* **Task directions**
Retype the whole listing below, character for character.

[Collected data entries]

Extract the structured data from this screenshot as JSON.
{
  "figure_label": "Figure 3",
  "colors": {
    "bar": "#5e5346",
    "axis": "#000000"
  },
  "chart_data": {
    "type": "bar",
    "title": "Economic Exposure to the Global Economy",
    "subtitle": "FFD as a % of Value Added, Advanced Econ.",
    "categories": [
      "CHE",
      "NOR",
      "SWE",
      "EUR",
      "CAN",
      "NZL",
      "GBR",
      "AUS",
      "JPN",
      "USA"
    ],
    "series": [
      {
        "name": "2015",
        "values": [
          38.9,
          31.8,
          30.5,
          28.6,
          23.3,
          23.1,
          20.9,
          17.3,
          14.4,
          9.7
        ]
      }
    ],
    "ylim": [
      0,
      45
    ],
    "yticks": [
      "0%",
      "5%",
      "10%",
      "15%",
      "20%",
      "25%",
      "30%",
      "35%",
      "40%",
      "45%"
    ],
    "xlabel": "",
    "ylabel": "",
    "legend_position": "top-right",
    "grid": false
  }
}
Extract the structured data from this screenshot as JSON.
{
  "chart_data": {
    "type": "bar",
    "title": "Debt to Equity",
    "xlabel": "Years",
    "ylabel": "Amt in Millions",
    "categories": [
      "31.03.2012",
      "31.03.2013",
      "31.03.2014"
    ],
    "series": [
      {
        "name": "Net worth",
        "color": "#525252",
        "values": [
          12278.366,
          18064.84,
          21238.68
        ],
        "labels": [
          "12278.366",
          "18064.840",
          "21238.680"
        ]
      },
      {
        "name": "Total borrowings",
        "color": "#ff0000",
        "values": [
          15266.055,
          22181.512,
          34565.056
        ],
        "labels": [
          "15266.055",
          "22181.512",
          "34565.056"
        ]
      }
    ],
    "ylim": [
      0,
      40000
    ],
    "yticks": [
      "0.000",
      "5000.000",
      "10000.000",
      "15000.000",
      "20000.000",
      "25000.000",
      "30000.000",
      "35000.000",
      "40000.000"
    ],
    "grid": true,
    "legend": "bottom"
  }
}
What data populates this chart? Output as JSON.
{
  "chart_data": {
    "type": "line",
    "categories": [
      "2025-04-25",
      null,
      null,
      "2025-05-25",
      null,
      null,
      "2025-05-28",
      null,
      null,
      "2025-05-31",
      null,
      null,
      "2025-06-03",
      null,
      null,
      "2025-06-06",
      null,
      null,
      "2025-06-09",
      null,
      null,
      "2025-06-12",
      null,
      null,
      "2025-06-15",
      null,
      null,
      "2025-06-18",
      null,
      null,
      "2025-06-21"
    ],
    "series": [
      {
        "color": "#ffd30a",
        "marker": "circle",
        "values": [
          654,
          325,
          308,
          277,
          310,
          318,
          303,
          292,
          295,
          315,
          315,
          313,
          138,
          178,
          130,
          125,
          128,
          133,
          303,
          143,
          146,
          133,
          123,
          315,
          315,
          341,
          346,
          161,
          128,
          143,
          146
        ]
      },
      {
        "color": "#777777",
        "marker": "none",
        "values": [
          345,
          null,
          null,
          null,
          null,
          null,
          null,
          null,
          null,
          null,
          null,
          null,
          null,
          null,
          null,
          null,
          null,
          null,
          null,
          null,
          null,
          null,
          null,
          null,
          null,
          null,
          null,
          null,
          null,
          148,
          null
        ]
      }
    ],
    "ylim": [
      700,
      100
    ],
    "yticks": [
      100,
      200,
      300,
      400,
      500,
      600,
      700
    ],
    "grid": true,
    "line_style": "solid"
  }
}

* **Exercise answer**
Extract the structured data from this screenshot as JSON.
{
  "figure_label": "Figure 3",
  "colors": {
    "bar": "#5e5346",
    "axis": "#000000"
  },
  "chart_data": {
    "type": "bar",
    "title": "Economic Exposure to the Global Economy",
    "subtitle": "FFD as a % of Value Added, Advanced Econ.",
    "categories": [
      "CHE",
      "NOR",
      "SWE",
      "EUR",
      "CAN",
      "NZL",
      "GBR",
      "AUS",
      "JPN",
      "USA"
    ],
    "series": [
      {
        "name": "2015",
        "values": [
          38.9,
          31.8,
          30.5,
          28.6,
          23.3,
          23.1,
          20.9,
          17.3,
          14.4,
          9.7
        ]
      }
    ],
    "ylim": [
      0,
      45
    ],
    "yticks": [
      "0%",
      "5%",
      "10%",
      "15%",
      "20%",
      "25%",
      "30%",
      "35%",
      "40%",
      "45%"
    ],
    "xlabel": "",
    "ylabel": "",
    "legend_position": "top-right",
    "grid": false
  }
}
Extract the structured data from this screenshot as JSON.
{
  "chart_data": {
    "type": "bar",
    "title": "Debt to Equity",
    "xlabel": "Years",
    "ylabel": "Amt in Millions",
    "categories": [
      "31.03.2012",
      "31.03.2013",
      "31.03.2014"
    ],
    "series": [
      {
        "name": "Net worth",
        "color": "#525252",
        "values": [
          12278.366,
          18064.84,
          21238.68
        ],
        "labels": [
          "12278.366",
          "18064.840",
          "21238.680"
        ]
      },
      {
        "name": "Total borrowings",
        "color": "#ff0000",
        "values": [
          15266.055,
          22181.512,
          34565.056
        ],
        "labels": [
          "15266.055",
          "22181.512",
          "34565.056"
        ]
      }
    ],
    "ylim": [
      0,
      40000
    ],
    "yticks": [
      "0.000",
      "5000.000",
      "10000.000",
      "15000.000",
      "20000.000",
      "25000.000",
      "30000.000",
      "35000.000",
      "40000.000"
    ],
    "grid": true,
    "legend": "bottom"
  }
}
What data populates this chart? Output as JSON.
{
  "chart_data": {
    "type": "line",
    "categories": [
      "2025-04-25",
      null,
      null,
      "2025-05-25",
      null,
      null,
      "2025-05-28",
      null,
      null,
      "2025-05-31",
      null,
      null,
      "2025-06-03",
      null,
      null,
      "2025-06-06",
      null,
      null,
      "2025-06-09",
      null,
      null,
      "2025-06-12",
      null,
      null,
      "2025-06-15",
      null,
      null,
      "2025-06-18",
      null,
      null,
      "2025-06-21"
    ],
    "series": [
      {
        "color": "#ffd30a",
        "marker": "circle",
        "values": [
          654,
          325,
          308,
          277,
          310,
          318,
          303,
          292,
          295,
          315,
          315,
          313,
          138,
          178,
          130,
          125,
          128,
          133,
          303,
          143,
          146,
          133,
          123,
          315,
          315,
          341,
          346,
          161,
          128,
          143,
          146
        ]
      },
      {
        "color": "#777777",
        "marker": "none",
        "values": [
          345,
          null,
          null,
          null,
          null,
          null,
          null,
          null,
          null,
          null,
          null,
          null,
          null,
          null,
          null,
          null,
          null,
          null,
          null,
          null,
          null,
          null,
          null,
          null,
          null,
          null,
          null,
          null,
          null,
          148,
          null
        ]
      }
    ],
    "ylim": [
      700,
      100
    ],
    "yticks": [
      100,
      200,
      300,
      400,
      500,
      600,
      700
    ],
    "grid": true,
    "line_style": "solid"
  }
}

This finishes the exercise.